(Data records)

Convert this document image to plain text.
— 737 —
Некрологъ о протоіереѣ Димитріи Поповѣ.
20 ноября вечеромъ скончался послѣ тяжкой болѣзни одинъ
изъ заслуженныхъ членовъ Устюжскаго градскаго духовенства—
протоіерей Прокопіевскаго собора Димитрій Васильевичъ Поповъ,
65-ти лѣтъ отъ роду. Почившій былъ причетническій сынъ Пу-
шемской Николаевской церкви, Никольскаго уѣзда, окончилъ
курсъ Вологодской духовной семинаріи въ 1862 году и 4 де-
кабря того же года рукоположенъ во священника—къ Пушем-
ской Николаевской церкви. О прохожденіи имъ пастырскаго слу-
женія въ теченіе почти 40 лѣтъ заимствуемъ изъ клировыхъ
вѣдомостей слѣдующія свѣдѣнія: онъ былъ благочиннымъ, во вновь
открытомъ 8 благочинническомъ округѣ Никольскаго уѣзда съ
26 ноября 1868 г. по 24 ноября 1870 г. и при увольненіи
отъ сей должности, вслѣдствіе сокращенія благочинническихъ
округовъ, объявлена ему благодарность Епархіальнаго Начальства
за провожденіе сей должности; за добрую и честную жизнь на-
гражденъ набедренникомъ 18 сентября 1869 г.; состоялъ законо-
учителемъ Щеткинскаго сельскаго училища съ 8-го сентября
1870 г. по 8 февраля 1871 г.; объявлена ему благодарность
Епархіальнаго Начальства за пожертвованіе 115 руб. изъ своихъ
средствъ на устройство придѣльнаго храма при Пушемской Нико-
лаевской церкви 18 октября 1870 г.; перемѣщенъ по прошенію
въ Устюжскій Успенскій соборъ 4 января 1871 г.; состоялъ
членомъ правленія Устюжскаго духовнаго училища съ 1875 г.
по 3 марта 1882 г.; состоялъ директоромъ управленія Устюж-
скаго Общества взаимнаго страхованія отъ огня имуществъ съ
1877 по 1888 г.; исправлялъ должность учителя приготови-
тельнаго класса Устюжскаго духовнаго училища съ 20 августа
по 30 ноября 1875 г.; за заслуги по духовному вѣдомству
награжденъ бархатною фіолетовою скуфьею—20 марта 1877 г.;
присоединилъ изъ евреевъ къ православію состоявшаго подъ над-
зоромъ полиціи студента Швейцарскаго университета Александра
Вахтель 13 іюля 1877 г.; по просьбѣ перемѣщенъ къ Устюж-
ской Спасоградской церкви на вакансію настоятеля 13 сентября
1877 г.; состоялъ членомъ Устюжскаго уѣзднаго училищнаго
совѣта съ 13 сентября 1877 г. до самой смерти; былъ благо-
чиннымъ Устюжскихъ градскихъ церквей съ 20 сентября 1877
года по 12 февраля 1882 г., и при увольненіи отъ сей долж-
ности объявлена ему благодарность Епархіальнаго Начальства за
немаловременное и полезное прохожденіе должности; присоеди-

### [EXERCISE DESCRIPTION]
Transcribe the entire listing above precisely.

### [FULL OUTPUT]
Convert this document image to plain text.
— 737 —
Некрологъ о протоіереѣ Димитріи Поповѣ.
20 ноября вечеромъ скончался послѣ тяжкой болѣзни одинъ
изъ заслуженныхъ членовъ Устюжскаго градскаго духовенства—
протоіерей Прокопіевскаго собора Димитрій Васильевичъ Поповъ,
65-ти лѣтъ отъ роду. Почившій былъ причетническій сынъ Пу-
шемской Николаевской церкви, Никольскаго уѣзда, окончилъ
курсъ Вологодской духовной семинаріи въ 1862 году и 4 де-
кабря того же года рукоположенъ во священника—къ Пушем-
ской Николаевской церкви. О прохожденіи имъ пастырскаго слу-
женія въ теченіе почти 40 лѣтъ заимствуемъ изъ клировыхъ
вѣдомостей слѣдующія свѣдѣнія: онъ былъ благочиннымъ, во вновь
открытомъ 8 благочинническомъ округѣ Никольскаго уѣзда съ
26 ноября 1868 г. по 24 ноября 1870 г. и при увольненіи
отъ сей должности, вслѣдствіе сокращенія благочинническихъ
округовъ, объявлена ему благодарность Епархіальнаго Начальства
за провожденіе сей должности; за добрую и честную жизнь на-
гражденъ набедренникомъ 18 сентября 1869 г.; состоялъ законо-
учителемъ Щеткинскаго сельскаго училища съ 8-го сентября
1870 г. по 8 февраля 1871 г.; объявлена ему благодарность
Епархіальнаго Начальства за пожертвованіе 115 руб. изъ своихъ
средствъ на устройство придѣльнаго храма при Пушемской Нико-
лаевской церкви 18 октября 1870 г.; перемѣщенъ по прошенію
въ Устюжскій Успенскій соборъ 4 января 1871 г.; состоялъ
членомъ правленія Устюжскаго духовнаго училища съ 1875 г.
по 3 марта 1882 г.; состоялъ директоромъ управленія Устюж-
скаго Общества взаимнаго страхованія отъ огня имуществъ съ
1877 по 1888 г.; исправлялъ должность учителя приготови-
тельнаго класса Устюжскаго духовнаго училища съ 20 августа
по 30 ноября 1875 г.; за заслуги по духовному вѣдомству
награжденъ бархатною фіолетовою скуфьею—20 марта 1877 г.;
присоединилъ изъ евреевъ къ православію состоявшаго подъ над-
зоромъ полиціи студента Швейцарскаго университета Александра
Вахтель 13 іюля 1877 г.; по просьбѣ перемѣщенъ къ Устюж-
ской Спасоградской церкви на вакансію настоятеля 13 сентября
1877 г.; состоялъ членомъ Устюжскаго уѣзднаго училищнаго
совѣта съ 13 сентября 1877 г. до самой смерти; былъ благо-
чиннымъ Устюжскихъ градскихъ церквей съ 20 сентября 1877
года по 12 февраля 1882 г., и при увольненіи отъ сей долж-
ности объявлена ему благодарность Епархіальнаго Начальства за
немаловременное и полезное прохожденіе должности; присоеди-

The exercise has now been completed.